### WHAT YOU ARE ASKED TO DO
Make an exact copy of the listing below.

*-*-*

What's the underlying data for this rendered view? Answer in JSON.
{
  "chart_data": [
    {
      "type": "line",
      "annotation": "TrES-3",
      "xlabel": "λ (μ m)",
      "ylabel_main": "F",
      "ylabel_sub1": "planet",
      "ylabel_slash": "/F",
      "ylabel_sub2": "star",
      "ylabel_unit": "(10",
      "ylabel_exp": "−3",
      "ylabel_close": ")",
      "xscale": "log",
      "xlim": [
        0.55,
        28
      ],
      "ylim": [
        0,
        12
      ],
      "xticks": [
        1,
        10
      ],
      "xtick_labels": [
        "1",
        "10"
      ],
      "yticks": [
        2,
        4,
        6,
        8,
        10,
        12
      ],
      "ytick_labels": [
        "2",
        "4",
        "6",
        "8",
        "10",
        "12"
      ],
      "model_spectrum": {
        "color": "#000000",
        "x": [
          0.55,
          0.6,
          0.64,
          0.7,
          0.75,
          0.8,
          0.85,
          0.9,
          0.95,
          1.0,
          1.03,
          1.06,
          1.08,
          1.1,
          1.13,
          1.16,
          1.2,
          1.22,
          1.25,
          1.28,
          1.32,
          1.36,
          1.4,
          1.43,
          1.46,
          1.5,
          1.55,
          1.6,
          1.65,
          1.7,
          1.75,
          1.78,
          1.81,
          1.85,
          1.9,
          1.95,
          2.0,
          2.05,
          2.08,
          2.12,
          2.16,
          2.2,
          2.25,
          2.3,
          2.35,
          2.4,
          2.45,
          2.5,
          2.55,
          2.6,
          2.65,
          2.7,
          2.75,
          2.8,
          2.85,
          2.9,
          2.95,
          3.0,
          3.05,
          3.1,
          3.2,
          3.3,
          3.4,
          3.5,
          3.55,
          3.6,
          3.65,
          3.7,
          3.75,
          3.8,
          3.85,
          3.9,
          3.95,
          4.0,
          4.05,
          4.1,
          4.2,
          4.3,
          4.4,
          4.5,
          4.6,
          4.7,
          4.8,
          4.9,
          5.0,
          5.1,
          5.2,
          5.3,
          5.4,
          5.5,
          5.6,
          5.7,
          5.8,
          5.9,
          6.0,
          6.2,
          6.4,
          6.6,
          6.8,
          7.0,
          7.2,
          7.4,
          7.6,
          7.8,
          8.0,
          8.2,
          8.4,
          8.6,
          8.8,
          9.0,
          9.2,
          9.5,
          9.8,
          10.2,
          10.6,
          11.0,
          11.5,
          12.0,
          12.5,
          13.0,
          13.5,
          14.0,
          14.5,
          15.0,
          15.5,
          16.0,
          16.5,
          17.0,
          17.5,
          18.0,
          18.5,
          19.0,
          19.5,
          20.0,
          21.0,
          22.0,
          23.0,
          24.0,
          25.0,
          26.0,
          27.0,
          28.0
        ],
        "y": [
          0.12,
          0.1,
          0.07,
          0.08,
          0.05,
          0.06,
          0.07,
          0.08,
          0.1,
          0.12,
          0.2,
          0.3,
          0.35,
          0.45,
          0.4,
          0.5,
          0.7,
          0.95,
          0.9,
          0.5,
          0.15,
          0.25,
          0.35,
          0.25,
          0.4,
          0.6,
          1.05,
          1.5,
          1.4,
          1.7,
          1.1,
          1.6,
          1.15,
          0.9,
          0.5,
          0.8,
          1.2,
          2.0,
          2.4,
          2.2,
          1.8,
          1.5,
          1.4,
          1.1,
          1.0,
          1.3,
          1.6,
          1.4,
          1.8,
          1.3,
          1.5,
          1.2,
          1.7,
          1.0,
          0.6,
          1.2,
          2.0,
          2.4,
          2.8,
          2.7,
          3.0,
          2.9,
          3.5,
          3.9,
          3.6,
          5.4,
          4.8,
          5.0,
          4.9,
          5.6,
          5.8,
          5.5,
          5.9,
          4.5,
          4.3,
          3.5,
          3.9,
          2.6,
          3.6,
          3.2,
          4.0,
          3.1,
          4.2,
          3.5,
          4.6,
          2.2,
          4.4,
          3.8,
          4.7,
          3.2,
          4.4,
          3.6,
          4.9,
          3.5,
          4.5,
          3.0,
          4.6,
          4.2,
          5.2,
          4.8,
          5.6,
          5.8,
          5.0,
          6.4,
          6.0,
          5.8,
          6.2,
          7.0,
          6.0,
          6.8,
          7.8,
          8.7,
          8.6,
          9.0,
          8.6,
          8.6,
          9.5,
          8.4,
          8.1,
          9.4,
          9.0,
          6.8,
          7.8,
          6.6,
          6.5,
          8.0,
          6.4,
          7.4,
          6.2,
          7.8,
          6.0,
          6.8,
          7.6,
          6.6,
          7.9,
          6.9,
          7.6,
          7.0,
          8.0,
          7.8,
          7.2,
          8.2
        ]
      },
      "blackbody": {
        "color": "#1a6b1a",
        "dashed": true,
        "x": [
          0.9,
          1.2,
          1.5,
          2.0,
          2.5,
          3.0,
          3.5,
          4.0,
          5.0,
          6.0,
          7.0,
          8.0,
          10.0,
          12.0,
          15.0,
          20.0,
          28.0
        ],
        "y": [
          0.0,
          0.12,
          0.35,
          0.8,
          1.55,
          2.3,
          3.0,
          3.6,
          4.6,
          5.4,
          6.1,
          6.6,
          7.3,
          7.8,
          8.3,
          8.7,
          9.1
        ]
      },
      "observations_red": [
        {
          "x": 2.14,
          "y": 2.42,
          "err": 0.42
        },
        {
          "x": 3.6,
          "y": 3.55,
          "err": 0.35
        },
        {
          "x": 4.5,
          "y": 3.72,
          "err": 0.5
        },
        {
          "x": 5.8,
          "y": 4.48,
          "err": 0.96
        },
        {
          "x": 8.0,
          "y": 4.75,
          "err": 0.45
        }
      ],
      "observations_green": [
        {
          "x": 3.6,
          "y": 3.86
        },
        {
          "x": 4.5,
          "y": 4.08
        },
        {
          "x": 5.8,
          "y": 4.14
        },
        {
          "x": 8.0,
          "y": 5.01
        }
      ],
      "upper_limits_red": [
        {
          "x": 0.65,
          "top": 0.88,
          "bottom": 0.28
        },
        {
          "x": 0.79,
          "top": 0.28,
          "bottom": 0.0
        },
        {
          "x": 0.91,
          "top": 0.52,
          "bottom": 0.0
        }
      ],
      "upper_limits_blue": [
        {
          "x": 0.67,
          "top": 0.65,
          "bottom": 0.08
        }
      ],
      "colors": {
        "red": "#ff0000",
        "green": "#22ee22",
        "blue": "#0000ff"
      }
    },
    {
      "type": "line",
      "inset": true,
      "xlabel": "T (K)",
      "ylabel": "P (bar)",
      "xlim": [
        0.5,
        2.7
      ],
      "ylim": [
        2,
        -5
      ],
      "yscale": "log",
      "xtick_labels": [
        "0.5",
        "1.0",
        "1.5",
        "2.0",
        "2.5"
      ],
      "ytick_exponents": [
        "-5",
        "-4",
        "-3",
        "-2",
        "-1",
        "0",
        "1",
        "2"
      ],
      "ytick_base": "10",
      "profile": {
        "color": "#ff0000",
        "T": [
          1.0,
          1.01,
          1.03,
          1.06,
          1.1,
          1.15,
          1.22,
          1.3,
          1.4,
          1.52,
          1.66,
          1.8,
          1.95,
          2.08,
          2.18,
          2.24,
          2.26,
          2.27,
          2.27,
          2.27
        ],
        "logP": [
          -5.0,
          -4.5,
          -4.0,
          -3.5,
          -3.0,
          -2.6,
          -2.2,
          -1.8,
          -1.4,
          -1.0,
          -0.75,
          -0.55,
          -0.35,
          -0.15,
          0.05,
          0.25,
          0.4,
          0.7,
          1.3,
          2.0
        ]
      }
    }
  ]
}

*-*-*

### RESPONSE
What's the underlying data for this rendered view? Answer in JSON.
{
  "chart_data": [
    {
      "type": "line",
      "annotation": "TrES-3",
      "xlabel": "λ (μ m)",
      "ylabel_main": "F",
      "ylabel_sub1": "planet",
      "ylabel_slash": "/F",
      "ylabel_sub2": "star",
      "ylabel_unit": "(10",
      "ylabel_exp": "−3",
      "ylabel_close": ")",
      "xscale": "log",
      "xlim": [
        0.55,
        28
      ],
      "ylim": [
        0,
        12
      ],
      "xticks": [
        1,
        10
      ],
      "xtick_labels": [
        "1",
        "10"
      ],
      "yticks": [
        2,
        4,
        6,
        8,
        10,
        12
      ],
      "ytick_labels": [
        "2",
        "4",
        "6",
        "8",
        "10",
        "12"
      ],
      "model_spectrum": {
        "color": "#000000",
        "x": [
          0.55,
          0.6,
          0.64,
          0.7,
          0.75,
          0.8,
          0.85,
          0.9,
          0.95,
          1.0,
          1.03,
          1.06,
          1.08,
          1.1,
          1.13,
          1.16,
          1.2,
          1.22,
          1.25,
          1.28,
          1.32,
          1.36,
          1.4,
          1.43,
          1.46,
          1.5,
          1.55,
          1.6,
          1.65,
          1.7,
          1.75,
          1.78,
          1.81,
          1.85,
          1.9,
          1.95,
          2.0,
          2.05,
          2.08,
          2.12,
          2.16,
          2.2,
          2.25,
          2.3,
          2.35,
          2.4,
          2.45,
          2.5,
          2.55,
          2.6,
          2.65,
          2.7,
          2.75,
          2.8,
          2.85,
          2.9,
          2.95,
          3.0,
          3.05,
          3.1,
          3.2,
          3.3,
          3.4,
          3.5,
          3.55,
          3.6,
          3.65,
          3.7,
          3.75,
          3.8,
          3.85,
          3.9,
          3.95,
          4.0,
          4.05,
          4.1,
          4.2,
          4.3,
          4.4,
          4.5,
          4.6,
          4.7,
          4.8,
          4.9,
          5.0,
          5.1,
          5.2,
          5.3,
          5.4,
          5.5,
          5.6,
          5.7,
          5.8,
          5.9,
          6.0,
          6.2,
          6.4,
          6.6,
          6.8,
          7.0,
          7.2,
          7.4,
          7.6,
          7.8,
          8.0,
          8.2,
          8.4,
          8.6,
          8.8,
          9.0,
          9.2,
          9.5,
          9.8,
          10.2,
          10.6,
          11.0,
          11.5,
          12.0,
          12.5,
          13.0,
          13.5,
          14.0,
          14.5,
          15.0,
          15.5,
          16.0,
          16.5,
          17.0,
          17.5,
          18.0,
          18.5,
          19.0,
          19.5,
          20.0,
          21.0,
          22.0,
          23.0,
          24.0,
          25.0,
          26.0,
          27.0,
          28.0
        ],
        "y": [
          0.12,
          0.1,
          0.07,
          0.08,
          0.05,
          0.06,
          0.07,
          0.08,
          0.1,
          0.12,
          0.2,
          0.3,
          0.35,
          0.45,
          0.4,
          0.5,
          0.7,
          0.95,
          0.9,
          0.5,
          0.15,
          0.25,
          0.35,
          0.25,
          0.4,
          0.6,
          1.05,
          1.5,
          1.4,
          1.7,
          1.1,
          1.6,
          1.15,
          0.9,
          0.5,
          0.8,
          1.2,
          2.0,
          2.4,
          2.2,
          1.8,
          1.5,
          1.4,
          1.1,
          1.0,
          1.3,
          1.6,
          1.4,
          1.8,
          1.3,
          1.5,
          1.2,
          1.7,
          1.0,
          0.6,
          1.2,
          2.0,
          2.4,
          2.8,
          2.7,
          3.0,
          2.9,
          3.5,
          3.9,
          3.6,
          5.4,
          4.8,
          5.0,
          4.9,
          5.6,
          5.8,
          5.5,
          5.9,
          4.5,
          4.3,
          3.5,
          3.9,
          2.6,
          3.6,
          3.2,
          4.0,
          3.1,
          4.2,
          3.5,
          4.6,
          2.2,
          4.4,
          3.8,
          4.7,
          3.2,
          4.4,
          3.6,
          4.9,
          3.5,
          4.5,
          3.0,
          4.6,
          4.2,
          5.2,
          4.8,
          5.6,
          5.8,
          5.0,
          6.4,
          6.0,
          5.8,
          6.2,
          7.0,
          6.0,
          6.8,
          7.8,
          8.7,
          8.6,
          9.0,
          8.6,
          8.6,
          9.5,
          8.4,
          8.1,
          9.4,
          9.0,
          6.8,
          7.8,
          6.6,
          6.5,
          8.0,
          6.4,
          7.4,
          6.2,
          7.8,
          6.0,
          6.8,
          7.6,
          6.6,
          7.9,
          6.9,
          7.6,
          7.0,
          8.0,
          7.8,
          7.2,
          8.2
        ]
      },
      "blackbody": {
        "color": "#1a6b1a",
        "dashed": true,
        "x": [
          0.9,
          1.2,
          1.5,
          2.0,
          2.5,
          3.0,
          3.5,
          4.0,
          5.0,
          6.0,
          7.0,
          8.0,
          10.0,
          12.0,
          15.0,
          20.0,
          28.0
        ],
        "y": [
          0.0,
          0.12,
          0.35,
          0.8,
          1.55,
          2.3,
          3.0,
          3.6,
          4.6,
          5.4,
          6.1,
          6.6,
          7.3,
          7.8,
          8.3,
          8.7,
          9.1
        ]
      },
      "observations_red": [
        {
          "x": 2.14,
          "y": 2.42,
          "err": 0.42
        },
        {
          "x": 3.6,
          "y": 3.55,
          "err": 0.35
        },
        {
          "x": 4.5,
          "y": 3.72,
          "err": 0.5
        },
        {
          "x": 5.8,
          "y": 4.48,
          "err": 0.96
        },
        {
          "x": 8.0,
          "y": 4.75,
          "err": 0.45
        }
      ],
      "observations_green": [
        {
          "x": 3.6,
          "y": 3.86
        },
        {
          "x": 4.5,
          "y": 4.08
        },
        {
          "x": 5.8,
          "y": 4.14
        },
        {
          "x": 8.0,
          "y": 5.01
        }
      ],
      "upper_limits_red": [
        {
          "x": 0.65,
          "top": 0.88,
          "bottom": 0.28
        },
        {
          "x": 0.79,
          "top": 0.28,
          "bottom": 0.0
        },
        {
          "x": 0.91,
          "top": 0.52,
          "bottom": 0.0
        }
      ],
      "upper_limits_blue": [
        {
          "x": 0.67,
          "top": 0.65,
          "bottom": 0.08
        }
      ],
      "colors": {
        "red": "#ff0000",
        "green": "#22ee22",
        "blue": "#0000ff"
      }
    },
    {
      "type": "line",
      "inset": true,
      "xlabel": "T (K)",
      "ylabel": "P (bar)",
      "xlim": [
        0.5,
        2.7
      ],
      "ylim": [
        2,
        -5
      ],
      "yscale": "log",
      "xtick_labels": [
        "0.5",
        "1.0",
        "1.5",
        "2.0",
        "2.5"
      ],
      "ytick_exponents": [
        "-5",
        "-4",
        "-3",
        "-2",
        "-1",
        "0",
        "1",
        "2"
      ],
      "ytick_base": "10",
      "profile": {
        "color": "#ff0000",
        "T": [
          1.0,
          1.01,
          1.03,
          1.06,
          1.1,
          1.15,
          1.22,
          1.3,
          1.4,
          1.52,
          1.66,
          1.8,
          1.95,
          2.08,
          2.18,
          2.24,
          2.26,
          2.27,
          2.27,
          2.27
        ],
        "logP": [
          -5.0,
          -4.5,
          -4.0,
          -3.5,
          -3.0,
          -2.6,
          -2.2,
          -1.8,
          -1.4,
          -1.0,
          -0.75,
          -0.55,
          -0.35,
          -0.15,
          0.05,
          0.25,
          0.4,
          0.7,
          1.3,
          2.0
        ]
      }
    }
  ]
}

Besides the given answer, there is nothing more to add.